- Written task:
Repeat the entire listing exactly as written.

Dataset excerpt

>> BEGIN

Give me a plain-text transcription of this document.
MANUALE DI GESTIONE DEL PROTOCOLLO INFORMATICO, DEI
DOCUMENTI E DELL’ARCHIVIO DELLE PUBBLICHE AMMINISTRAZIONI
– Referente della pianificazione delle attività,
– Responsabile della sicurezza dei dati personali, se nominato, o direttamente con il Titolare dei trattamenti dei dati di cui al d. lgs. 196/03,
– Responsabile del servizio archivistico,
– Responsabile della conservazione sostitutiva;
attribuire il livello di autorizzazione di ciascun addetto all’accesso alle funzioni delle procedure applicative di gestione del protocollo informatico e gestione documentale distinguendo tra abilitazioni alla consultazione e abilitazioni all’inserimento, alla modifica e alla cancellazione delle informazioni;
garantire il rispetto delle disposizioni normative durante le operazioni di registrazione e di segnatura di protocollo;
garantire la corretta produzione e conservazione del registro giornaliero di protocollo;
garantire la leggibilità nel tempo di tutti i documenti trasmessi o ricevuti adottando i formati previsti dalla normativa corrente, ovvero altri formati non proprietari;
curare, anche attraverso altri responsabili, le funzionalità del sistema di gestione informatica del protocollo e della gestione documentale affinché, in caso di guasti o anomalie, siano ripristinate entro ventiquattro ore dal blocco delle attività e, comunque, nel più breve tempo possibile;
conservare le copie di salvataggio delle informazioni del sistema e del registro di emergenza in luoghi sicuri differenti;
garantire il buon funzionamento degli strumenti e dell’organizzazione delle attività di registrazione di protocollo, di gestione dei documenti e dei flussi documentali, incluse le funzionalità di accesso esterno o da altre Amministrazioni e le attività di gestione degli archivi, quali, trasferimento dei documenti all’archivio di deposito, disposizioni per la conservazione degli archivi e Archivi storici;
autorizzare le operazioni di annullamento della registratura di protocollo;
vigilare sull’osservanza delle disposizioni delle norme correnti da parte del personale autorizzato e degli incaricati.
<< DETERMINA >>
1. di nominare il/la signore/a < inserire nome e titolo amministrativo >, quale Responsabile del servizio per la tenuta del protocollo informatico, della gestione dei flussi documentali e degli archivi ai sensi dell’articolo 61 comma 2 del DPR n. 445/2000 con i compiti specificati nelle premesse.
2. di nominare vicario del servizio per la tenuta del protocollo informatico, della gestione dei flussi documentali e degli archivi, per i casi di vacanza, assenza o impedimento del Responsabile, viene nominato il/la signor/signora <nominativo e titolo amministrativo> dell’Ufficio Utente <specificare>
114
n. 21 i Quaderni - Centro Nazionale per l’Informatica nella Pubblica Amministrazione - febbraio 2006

>> END

- Written solution:
Give me a plain-text transcription of this document.
MANUALE DI GESTIONE DEL PROTOCOLLO INFORMATICO, DEI
DOCUMENTI E DELL’ARCHIVIO DELLE PUBBLICHE AMMINISTRAZIONI
– Referente della pianificazione delle attività,
– Responsabile della sicurezza dei dati personali, se nominato, o direttamente con il Titolare dei trattamenti dei dati di cui al d. lgs. 196/03,
– Responsabile del servizio archivistico,
– Responsabile della conservazione sostitutiva;
attribuire il livello di autorizzazione di ciascun addetto all’accesso alle funzioni delle procedure applicative di gestione del protocollo informatico e gestione documentale distinguendo tra abilitazioni alla consultazione e abilitazioni all’inserimento, alla modifica e alla cancellazione delle informazioni;
garantire il rispetto delle disposizioni normative durante le operazioni di registrazione e di segnatura di protocollo;
garantire la corretta produzione e conservazione del registro giornaliero di protocollo;
garantire la leggibilità nel tempo di tutti i documenti trasmessi o ricevuti adottando i formati previsti dalla normativa corrente, ovvero altri formati non proprietari;
curare, anche attraverso altri responsabili, le funzionalità del sistema di gestione informatica del protocollo e della gestione documentale affinché, in caso di guasti o anomalie, siano ripristinate entro ventiquattro ore dal blocco delle attività e, comunque, nel più breve tempo possibile;
conservare le copie di salvataggio delle informazioni del sistema e del registro di emergenza in luoghi sicuri differenti;
garantire il buon funzionamento degli strumenti e dell’organizzazione delle attività di registrazione di protocollo, di gestione dei documenti e dei flussi documentali, incluse le funzionalità di accesso esterno o da altre Amministrazioni e le attività di gestione degli archivi, quali, trasferimento dei documenti all’archivio di deposito, disposizioni per la conservazione degli archivi e Archivi storici;
autorizzare le operazioni di annullamento della registratura di protocollo;
vigilare sull’osservanza delle disposizioni delle norme correnti da parte del personale autorizzato e degli incaricati.
<< DETERMINA >>
1. di nominare il/la signore/a < inserire nome e titolo amministrativo >, quale Responsabile del servizio per la tenuta del protocollo informatico, della gestione dei flussi documentali e degli archivi ai sensi dell’articolo 61 comma 2 del DPR n. 445/2000 con i compiti specificati nelle premesse.
2. di nominare vicario del servizio per la tenuta del protocollo informatico, della gestione dei flussi documentali e degli archivi, per i casi di vacanza, assenza o impedimento del Responsabile, viene nominato il/la signor/signora <nominativo e titolo amministrativo> dell’Ufficio Utente <specificare>
114
n. 21 i Quaderni - Centro Nazionale per l’Informatica nella Pubblica Amministrazione - febbraio 2006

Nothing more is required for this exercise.